____ PROVIDED RECORDS
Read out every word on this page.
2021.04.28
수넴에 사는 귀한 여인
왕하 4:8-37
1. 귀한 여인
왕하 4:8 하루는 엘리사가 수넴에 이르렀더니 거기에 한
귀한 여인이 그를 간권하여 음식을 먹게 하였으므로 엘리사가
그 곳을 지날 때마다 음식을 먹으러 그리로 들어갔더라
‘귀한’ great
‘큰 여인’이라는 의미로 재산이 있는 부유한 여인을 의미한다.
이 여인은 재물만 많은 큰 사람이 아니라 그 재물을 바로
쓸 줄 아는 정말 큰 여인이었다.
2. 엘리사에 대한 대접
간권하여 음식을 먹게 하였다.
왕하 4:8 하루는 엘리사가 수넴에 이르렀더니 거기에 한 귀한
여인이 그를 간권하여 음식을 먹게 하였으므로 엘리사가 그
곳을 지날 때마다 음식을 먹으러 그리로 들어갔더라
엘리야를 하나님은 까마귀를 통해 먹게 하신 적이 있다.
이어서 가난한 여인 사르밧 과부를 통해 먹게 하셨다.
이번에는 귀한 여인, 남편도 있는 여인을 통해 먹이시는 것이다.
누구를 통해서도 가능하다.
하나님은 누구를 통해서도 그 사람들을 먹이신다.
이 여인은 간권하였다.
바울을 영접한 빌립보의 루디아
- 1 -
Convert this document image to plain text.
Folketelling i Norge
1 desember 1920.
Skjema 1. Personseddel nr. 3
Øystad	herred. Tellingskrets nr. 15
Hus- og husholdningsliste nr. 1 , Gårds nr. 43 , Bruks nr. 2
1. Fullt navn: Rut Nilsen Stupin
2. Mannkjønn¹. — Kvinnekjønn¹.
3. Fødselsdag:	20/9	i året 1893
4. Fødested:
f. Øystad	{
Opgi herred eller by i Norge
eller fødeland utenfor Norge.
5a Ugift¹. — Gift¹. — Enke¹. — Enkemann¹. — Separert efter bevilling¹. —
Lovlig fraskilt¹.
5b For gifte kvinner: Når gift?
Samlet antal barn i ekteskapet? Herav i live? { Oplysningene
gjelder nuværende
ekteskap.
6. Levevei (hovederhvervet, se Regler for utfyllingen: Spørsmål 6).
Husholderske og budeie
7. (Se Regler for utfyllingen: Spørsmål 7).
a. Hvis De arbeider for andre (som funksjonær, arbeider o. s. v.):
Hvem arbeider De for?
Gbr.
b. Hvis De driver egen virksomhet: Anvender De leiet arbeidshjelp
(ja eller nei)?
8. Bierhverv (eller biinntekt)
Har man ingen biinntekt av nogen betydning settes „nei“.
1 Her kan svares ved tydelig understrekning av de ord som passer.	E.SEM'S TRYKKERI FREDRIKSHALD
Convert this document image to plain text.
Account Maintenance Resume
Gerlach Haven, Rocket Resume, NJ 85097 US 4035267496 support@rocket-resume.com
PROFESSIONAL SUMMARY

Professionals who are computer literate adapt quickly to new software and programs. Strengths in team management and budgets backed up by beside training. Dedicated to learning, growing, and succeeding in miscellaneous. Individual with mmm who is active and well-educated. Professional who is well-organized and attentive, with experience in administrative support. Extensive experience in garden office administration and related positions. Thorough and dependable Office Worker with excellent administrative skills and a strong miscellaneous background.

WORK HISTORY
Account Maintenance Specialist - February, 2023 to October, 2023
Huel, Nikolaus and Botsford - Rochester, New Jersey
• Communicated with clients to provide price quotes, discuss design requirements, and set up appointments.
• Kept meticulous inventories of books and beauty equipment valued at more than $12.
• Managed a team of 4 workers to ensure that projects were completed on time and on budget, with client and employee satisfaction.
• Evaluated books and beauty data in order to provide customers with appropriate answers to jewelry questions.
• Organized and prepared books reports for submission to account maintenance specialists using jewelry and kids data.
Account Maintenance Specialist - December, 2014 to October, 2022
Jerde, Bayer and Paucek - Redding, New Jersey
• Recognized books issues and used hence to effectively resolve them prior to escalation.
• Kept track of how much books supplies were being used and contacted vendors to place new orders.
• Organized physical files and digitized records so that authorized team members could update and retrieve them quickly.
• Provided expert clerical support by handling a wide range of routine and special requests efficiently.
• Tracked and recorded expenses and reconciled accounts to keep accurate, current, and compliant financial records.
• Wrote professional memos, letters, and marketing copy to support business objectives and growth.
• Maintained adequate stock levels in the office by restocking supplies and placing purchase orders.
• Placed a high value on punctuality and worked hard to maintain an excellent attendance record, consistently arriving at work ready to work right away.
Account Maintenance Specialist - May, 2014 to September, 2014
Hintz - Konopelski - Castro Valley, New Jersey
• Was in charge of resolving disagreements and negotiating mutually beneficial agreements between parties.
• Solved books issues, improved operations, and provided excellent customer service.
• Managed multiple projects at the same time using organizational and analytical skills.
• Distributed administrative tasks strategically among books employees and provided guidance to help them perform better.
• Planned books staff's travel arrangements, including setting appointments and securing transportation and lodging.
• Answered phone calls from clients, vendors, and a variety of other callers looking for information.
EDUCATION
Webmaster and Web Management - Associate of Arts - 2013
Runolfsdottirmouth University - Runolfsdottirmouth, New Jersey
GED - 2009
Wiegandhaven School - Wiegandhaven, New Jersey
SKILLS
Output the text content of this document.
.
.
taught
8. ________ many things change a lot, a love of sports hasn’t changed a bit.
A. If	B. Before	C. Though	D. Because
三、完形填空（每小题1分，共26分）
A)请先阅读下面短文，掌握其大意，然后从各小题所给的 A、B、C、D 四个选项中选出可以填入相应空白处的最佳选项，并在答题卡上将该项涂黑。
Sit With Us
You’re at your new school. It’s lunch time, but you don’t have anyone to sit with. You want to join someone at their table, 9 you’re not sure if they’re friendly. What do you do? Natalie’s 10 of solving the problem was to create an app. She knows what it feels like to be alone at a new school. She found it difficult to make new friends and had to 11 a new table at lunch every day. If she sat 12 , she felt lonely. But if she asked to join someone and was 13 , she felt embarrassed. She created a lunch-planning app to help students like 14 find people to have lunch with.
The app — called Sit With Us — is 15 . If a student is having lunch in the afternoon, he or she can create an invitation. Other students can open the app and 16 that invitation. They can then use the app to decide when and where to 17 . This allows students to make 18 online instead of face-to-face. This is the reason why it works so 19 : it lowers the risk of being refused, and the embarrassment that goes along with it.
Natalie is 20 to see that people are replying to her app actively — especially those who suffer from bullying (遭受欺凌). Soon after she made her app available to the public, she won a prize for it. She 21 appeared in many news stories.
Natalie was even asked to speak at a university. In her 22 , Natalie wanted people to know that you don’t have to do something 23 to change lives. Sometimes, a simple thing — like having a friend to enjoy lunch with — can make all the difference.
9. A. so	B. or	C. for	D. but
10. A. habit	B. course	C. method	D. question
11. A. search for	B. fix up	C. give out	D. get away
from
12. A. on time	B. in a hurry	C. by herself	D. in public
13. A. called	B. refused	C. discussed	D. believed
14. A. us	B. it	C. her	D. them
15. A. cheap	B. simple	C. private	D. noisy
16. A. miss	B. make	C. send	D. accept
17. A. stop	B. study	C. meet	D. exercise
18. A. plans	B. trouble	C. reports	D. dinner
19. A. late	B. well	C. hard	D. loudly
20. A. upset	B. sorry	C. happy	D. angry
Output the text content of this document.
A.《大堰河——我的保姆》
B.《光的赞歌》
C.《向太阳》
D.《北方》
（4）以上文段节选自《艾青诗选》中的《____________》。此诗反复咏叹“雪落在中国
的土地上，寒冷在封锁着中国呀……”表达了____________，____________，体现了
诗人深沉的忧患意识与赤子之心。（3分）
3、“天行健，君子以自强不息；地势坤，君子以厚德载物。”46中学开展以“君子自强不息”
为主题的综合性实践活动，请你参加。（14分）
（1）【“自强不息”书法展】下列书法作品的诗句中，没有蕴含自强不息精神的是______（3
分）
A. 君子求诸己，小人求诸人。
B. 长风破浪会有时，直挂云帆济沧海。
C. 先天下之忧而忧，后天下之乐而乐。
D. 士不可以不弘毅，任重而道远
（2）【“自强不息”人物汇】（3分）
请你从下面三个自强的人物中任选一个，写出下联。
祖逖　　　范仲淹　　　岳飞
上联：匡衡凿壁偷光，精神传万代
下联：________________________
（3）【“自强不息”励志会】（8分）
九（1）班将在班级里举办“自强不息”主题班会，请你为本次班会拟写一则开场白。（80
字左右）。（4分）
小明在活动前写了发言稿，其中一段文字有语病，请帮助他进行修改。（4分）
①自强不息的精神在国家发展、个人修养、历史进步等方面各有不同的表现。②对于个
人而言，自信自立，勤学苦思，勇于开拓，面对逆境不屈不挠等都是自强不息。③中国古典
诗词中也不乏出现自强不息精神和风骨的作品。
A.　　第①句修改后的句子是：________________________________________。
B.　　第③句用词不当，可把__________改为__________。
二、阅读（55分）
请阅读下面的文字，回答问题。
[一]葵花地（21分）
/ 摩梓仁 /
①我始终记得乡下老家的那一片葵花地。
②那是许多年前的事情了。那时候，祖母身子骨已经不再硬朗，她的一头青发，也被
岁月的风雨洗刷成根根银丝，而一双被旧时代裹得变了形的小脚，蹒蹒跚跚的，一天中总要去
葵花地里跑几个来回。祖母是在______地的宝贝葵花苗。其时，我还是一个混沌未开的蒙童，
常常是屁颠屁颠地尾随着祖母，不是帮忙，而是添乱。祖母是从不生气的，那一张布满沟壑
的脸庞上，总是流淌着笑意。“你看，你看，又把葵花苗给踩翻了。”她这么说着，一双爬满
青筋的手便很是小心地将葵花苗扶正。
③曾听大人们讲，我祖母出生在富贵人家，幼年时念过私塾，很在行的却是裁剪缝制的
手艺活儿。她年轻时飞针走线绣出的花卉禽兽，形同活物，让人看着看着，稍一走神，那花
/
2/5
________
REQUIRED WORK: Count the lines of the material that include the word "하나님은", then report only the total.

REPLY: 2